*EXERCISE:* Only the pictures are left out: repeat the rest of the entries exactly.

*SUPPLIED RECORDS:*

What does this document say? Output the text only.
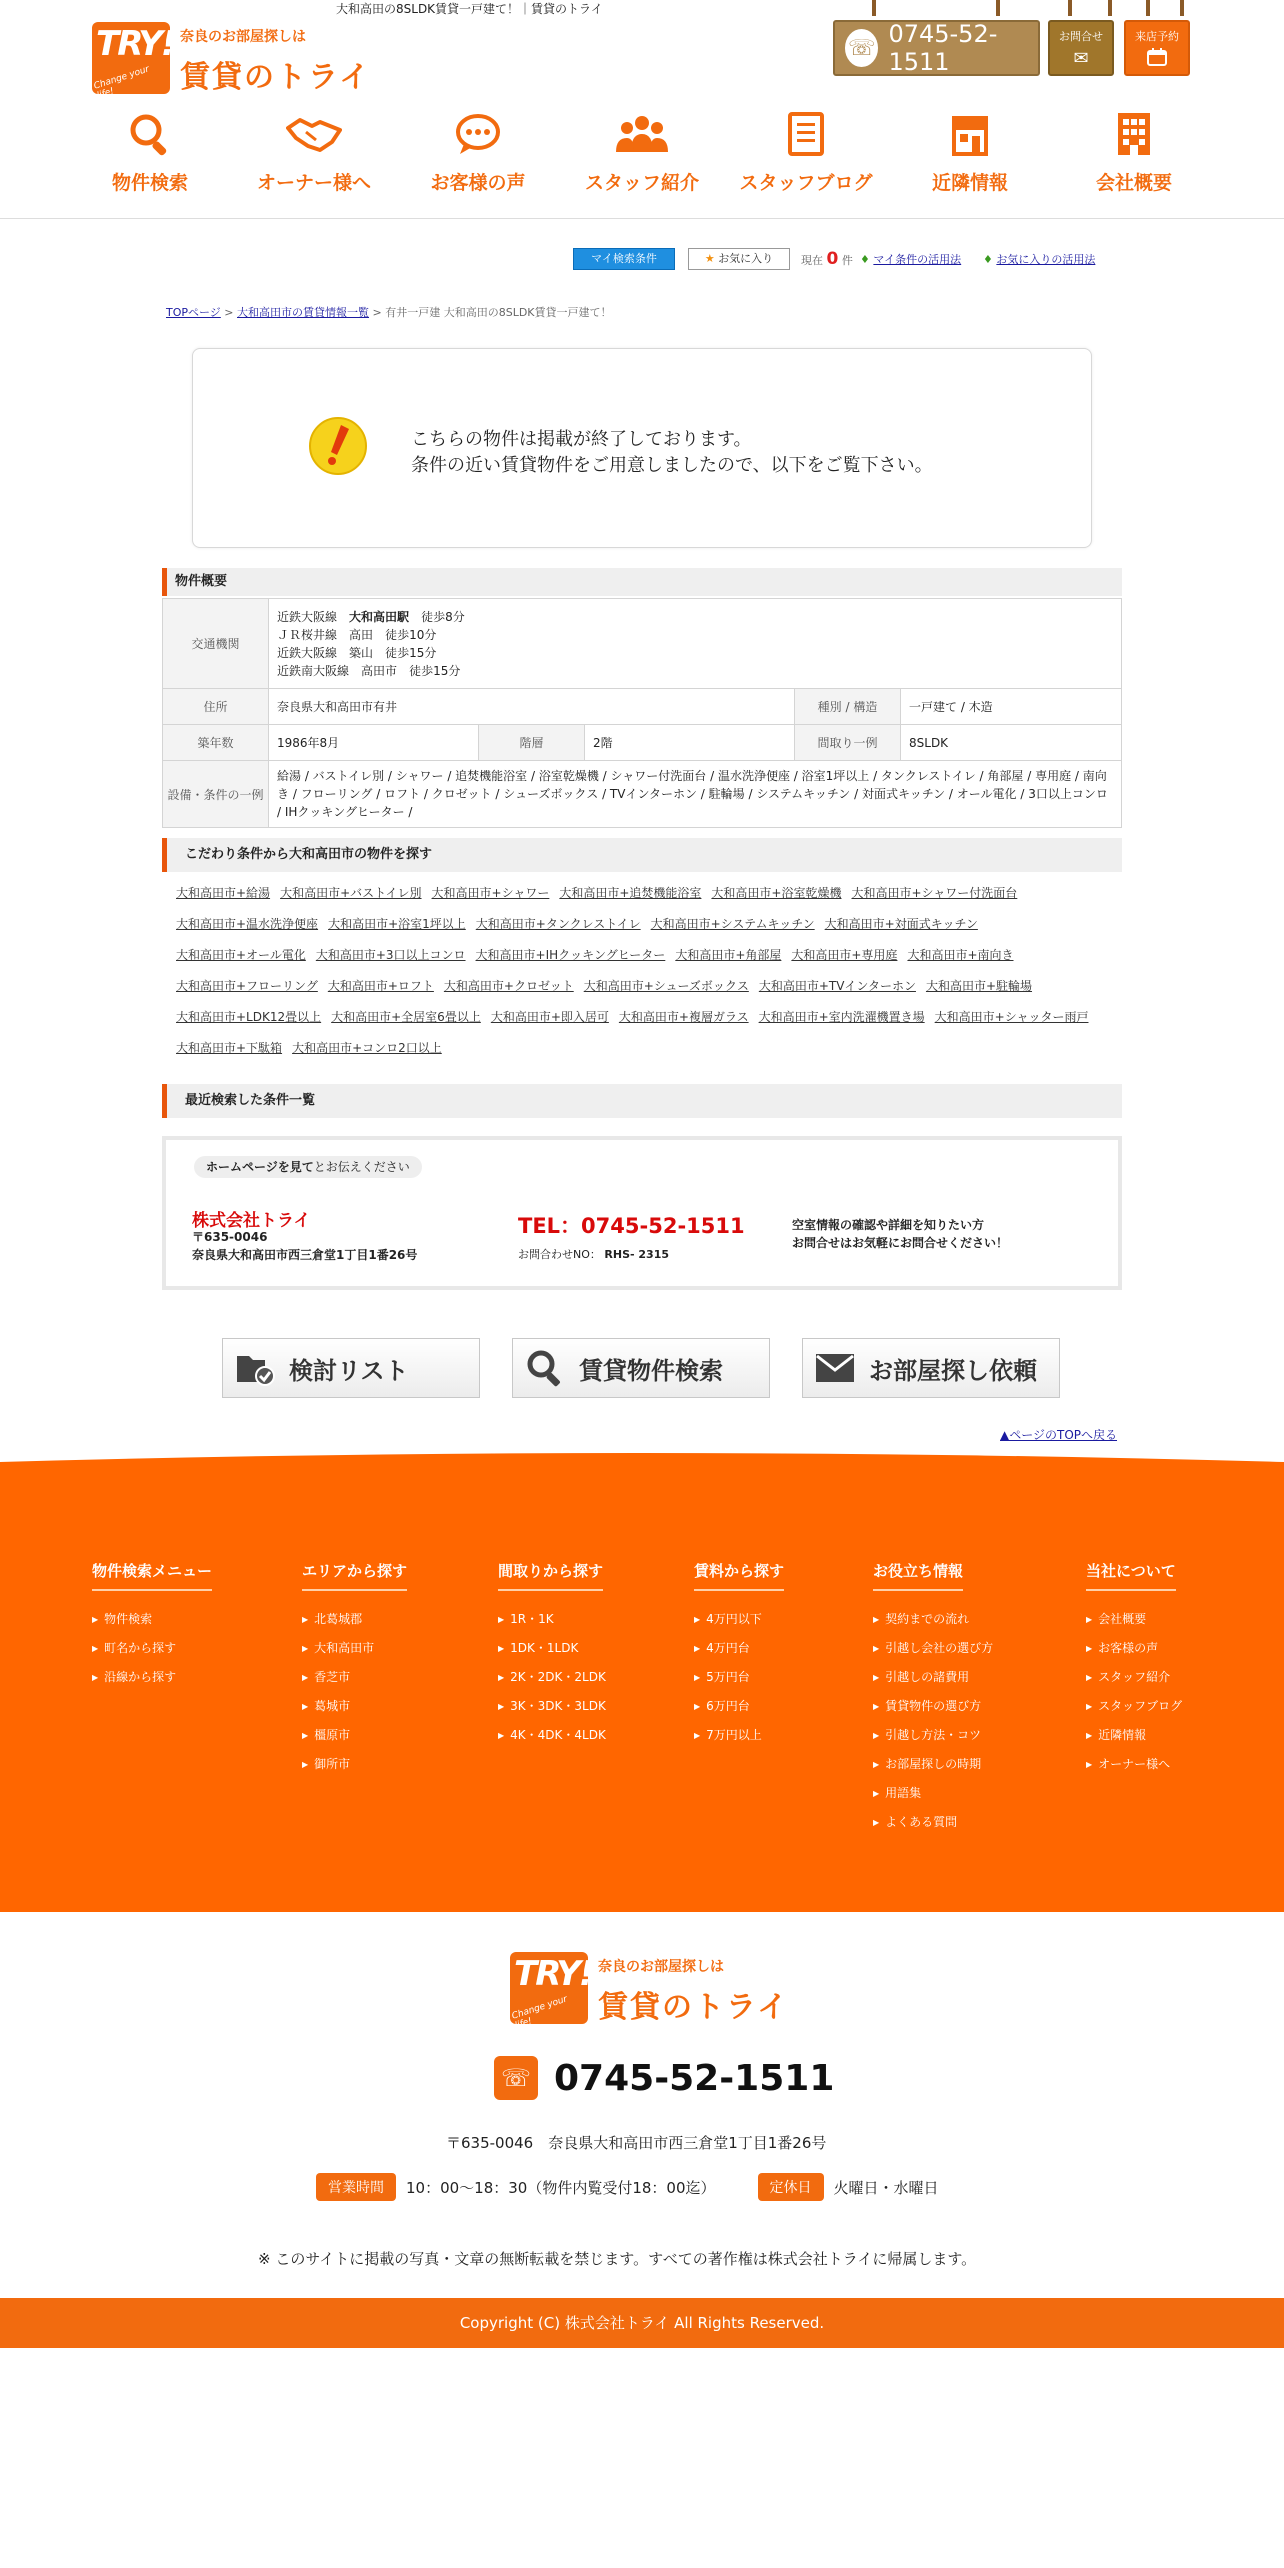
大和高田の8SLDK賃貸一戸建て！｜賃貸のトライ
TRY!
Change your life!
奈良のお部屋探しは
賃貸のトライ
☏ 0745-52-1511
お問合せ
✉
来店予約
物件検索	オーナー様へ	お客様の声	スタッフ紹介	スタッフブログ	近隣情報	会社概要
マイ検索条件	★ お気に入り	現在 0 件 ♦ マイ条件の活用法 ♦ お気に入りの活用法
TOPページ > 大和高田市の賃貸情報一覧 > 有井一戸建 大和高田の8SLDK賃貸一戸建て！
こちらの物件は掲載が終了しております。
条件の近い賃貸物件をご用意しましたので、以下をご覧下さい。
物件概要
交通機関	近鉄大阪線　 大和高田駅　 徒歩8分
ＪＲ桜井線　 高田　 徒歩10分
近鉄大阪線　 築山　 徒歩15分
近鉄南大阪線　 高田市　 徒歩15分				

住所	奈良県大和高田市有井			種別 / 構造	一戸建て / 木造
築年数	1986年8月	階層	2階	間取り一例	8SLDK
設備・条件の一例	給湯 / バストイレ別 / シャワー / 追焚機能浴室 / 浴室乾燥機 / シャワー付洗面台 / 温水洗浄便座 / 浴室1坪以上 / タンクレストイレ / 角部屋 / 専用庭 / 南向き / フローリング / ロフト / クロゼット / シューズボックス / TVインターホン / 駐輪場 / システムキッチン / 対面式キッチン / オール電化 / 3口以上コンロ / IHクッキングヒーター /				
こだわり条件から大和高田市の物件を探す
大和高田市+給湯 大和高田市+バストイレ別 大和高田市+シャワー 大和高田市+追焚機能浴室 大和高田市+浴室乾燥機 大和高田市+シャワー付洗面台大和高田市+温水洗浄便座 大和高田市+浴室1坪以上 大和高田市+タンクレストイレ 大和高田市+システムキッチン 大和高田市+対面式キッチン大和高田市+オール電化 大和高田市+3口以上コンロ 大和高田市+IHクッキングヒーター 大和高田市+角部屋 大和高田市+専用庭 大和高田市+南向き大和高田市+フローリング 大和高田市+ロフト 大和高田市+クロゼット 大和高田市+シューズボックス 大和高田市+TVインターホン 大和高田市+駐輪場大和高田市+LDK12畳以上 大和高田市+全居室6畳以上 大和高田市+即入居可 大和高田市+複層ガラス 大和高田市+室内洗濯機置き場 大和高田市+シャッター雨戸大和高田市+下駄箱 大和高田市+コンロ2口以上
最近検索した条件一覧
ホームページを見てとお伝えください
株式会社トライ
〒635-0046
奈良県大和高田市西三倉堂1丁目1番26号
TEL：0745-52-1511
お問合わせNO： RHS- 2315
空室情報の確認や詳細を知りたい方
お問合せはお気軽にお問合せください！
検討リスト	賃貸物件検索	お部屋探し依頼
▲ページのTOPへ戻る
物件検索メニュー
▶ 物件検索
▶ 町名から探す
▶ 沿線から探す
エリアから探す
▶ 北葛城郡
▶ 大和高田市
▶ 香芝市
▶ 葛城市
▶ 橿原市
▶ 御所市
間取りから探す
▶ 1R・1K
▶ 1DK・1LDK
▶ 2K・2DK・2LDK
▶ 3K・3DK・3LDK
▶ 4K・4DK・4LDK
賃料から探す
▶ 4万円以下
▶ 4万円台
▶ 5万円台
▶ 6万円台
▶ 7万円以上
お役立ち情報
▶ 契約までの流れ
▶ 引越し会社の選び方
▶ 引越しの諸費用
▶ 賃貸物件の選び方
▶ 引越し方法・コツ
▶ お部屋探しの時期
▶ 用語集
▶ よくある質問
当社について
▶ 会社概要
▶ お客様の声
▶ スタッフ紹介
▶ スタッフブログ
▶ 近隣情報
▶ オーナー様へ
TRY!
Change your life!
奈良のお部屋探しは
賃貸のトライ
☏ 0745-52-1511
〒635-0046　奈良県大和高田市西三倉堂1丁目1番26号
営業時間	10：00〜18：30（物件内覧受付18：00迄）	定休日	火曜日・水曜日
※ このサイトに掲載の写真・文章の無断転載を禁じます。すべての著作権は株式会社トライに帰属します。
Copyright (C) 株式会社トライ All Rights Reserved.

*THE OUTPUT:*
What does this document say? Output the text only.
大和高田の8SLDK賃貸一戸建て！｜賃貸のトライ
TRY!
Change your life!
奈良のお部屋探しは
賃貸のトライ
☏ 0745-52-1511
お問合せ
✉
来店予約
物件検索	オーナー様へ	お客様の声	スタッフ紹介	スタッフブログ	近隣情報	会社概要
マイ検索条件	★ お気に入り	現在 0 件 ♦ マイ条件の活用法 ♦ お気に入りの活用法
TOPページ > 大和高田市の賃貸情報一覧 > 有井一戸建 大和高田の8SLDK賃貸一戸建て！
こちらの物件は掲載が終了しております。
条件の近い賃貸物件をご用意しましたので、以下をご覧下さい。
物件概要
交通機関	近鉄大阪線　 大和高田駅　 徒歩8分
ＪＲ桜井線　 高田　 徒歩10分
近鉄大阪線　 築山　 徒歩15分
近鉄南大阪線　 高田市　 徒歩15分				

住所	奈良県大和高田市有井			種別 / 構造	一戸建て / 木造
築年数	1986年8月	階層	2階	間取り一例	8SLDK
設備・条件の一例	給湯 / バストイレ別 / シャワー / 追焚機能浴室 / 浴室乾燥機 / シャワー付洗面台 / 温水洗浄便座 / 浴室1坪以上 / タンクレストイレ / 角部屋 / 専用庭 / 南向き / フローリング / ロフト / クロゼット / シューズボックス / TVインターホン / 駐輪場 / システムキッチン / 対面式キッチン / オール電化 / 3口以上コンロ / IHクッキングヒーター /				
こだわり条件から大和高田市の物件を探す
大和高田市+給湯 大和高田市+バストイレ別 大和高田市+シャワー 大和高田市+追焚機能浴室 大和高田市+浴室乾燥機 大和高田市+シャワー付洗面台大和高田市+温水洗浄便座 大和高田市+浴室1坪以上 大和高田市+タンクレストイレ 大和高田市+システムキッチン 大和高田市+対面式キッチン大和高田市+オール電化 大和高田市+3口以上コンロ 大和高田市+IHクッキングヒーター 大和高田市+角部屋 大和高田市+専用庭 大和高田市+南向き大和高田市+フローリング 大和高田市+ロフト 大和高田市+クロゼット 大和高田市+シューズボックス 大和高田市+TVインターホン 大和高田市+駐輪場大和高田市+LDK12畳以上 大和高田市+全居室6畳以上 大和高田市+即入居可 大和高田市+複層ガラス 大和高田市+室内洗濯機置き場 大和高田市+シャッター雨戸大和高田市+下駄箱 大和高田市+コンロ2口以上
最近検索した条件一覧
ホームページを見てとお伝えください
株式会社トライ
〒635-0046
奈良県大和高田市西三倉堂1丁目1番26号
TEL：0745-52-1511
お問合わせNO： RHS- 2315
空室情報の確認や詳細を知りたい方
お問合せはお気軽にお問合せください！
検討リスト	賃貸物件検索	お部屋探し依頼
▲ページのTOPへ戻る
物件検索メニュー
▶ 物件検索
▶ 町名から探す
▶ 沿線から探す
エリアから探す
▶ 北葛城郡
▶ 大和高田市
▶ 香芝市
▶ 葛城市
▶ 橿原市
▶ 御所市
間取りから探す
▶ 1R・1K
▶ 1DK・1LDK
▶ 2K・2DK・2LDK
▶ 3K・3DK・3LDK
▶ 4K・4DK・4LDK
賃料から探す
▶ 4万円以下
▶ 4万円台
▶ 5万円台
▶ 6万円台
▶ 7万円以上
お役立ち情報
▶ 契約までの流れ
▶ 引越し会社の選び方
▶ 引越しの諸費用
▶ 賃貸物件の選び方
▶ 引越し方法・コツ
▶ お部屋探しの時期
▶ 用語集
▶ よくある質問
当社について
▶ 会社概要
▶ お客様の声
▶ スタッフ紹介
▶ スタッフブログ
▶ 近隣情報
▶ オーナー様へ
TRY!
Change your life!
奈良のお部屋探しは
賃貸のトライ
☏ 0745-52-1511
〒635-0046　奈良県大和高田市西三倉堂1丁目1番26号
営業時間	10：00〜18：30（物件内覧受付18：00迄）	定休日	火曜日・水曜日
※ このサイトに掲載の写真・文章の無断転載を禁じます。すべての著作権は株式会社トライに帰属します。
Copyright (C) 株式会社トライ All Rights Reserved.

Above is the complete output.